── DATA ENTRIES ──
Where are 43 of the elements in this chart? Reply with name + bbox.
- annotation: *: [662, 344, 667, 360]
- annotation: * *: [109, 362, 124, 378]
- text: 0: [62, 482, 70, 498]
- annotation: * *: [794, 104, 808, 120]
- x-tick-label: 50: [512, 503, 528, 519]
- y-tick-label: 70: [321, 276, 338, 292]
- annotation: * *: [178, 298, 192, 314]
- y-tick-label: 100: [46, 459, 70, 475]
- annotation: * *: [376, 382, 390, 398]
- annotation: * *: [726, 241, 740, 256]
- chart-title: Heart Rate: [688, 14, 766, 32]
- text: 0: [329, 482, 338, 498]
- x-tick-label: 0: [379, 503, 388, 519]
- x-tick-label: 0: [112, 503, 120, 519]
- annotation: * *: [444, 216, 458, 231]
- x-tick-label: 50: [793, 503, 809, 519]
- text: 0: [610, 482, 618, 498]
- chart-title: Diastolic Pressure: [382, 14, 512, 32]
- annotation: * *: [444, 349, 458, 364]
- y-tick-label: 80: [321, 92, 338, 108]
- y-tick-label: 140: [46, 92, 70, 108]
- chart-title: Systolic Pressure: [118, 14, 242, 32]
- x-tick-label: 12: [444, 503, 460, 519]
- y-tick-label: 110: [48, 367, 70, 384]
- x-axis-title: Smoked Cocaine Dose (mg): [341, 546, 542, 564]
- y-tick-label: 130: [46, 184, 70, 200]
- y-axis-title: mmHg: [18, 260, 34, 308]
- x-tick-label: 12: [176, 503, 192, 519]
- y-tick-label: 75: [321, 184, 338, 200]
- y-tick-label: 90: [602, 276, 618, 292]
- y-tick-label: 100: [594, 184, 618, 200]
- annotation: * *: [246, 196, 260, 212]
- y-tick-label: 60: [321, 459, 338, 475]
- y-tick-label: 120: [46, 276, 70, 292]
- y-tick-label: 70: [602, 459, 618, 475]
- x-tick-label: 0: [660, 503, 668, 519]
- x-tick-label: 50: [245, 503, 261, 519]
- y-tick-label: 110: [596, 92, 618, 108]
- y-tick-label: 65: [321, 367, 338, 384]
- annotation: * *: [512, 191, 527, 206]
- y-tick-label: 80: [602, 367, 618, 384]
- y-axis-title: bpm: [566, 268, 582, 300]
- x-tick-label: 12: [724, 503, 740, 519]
───
Rewrite the rows from the beginning through the line containing "- x-tick-label: 0: [379, 503, 388, 519]", inclusive, changing every "annotation" to "marker" and leaving everything else unchanged.

## FINAL RESULT:
Where are 43 of the elements in this chart? Reply with name + bbox.
- marker: *: [662, 344, 667, 360]
- marker: * *: [109, 362, 124, 378]
- text: 0: [62, 482, 70, 498]
- marker: * *: [794, 104, 808, 120]
- x-tick-label: 50: [512, 503, 528, 519]
- y-tick-label: 70: [321, 276, 338, 292]
- marker: * *: [178, 298, 192, 314]
- y-tick-label: 100: [46, 459, 70, 475]
- marker: * *: [376, 382, 390, 398]
- marker: * *: [726, 241, 740, 256]
- chart-title: Heart Rate: [688, 14, 766, 32]
- text: 0: [329, 482, 338, 498]
- x-tick-label: 0: [379, 503, 388, 519]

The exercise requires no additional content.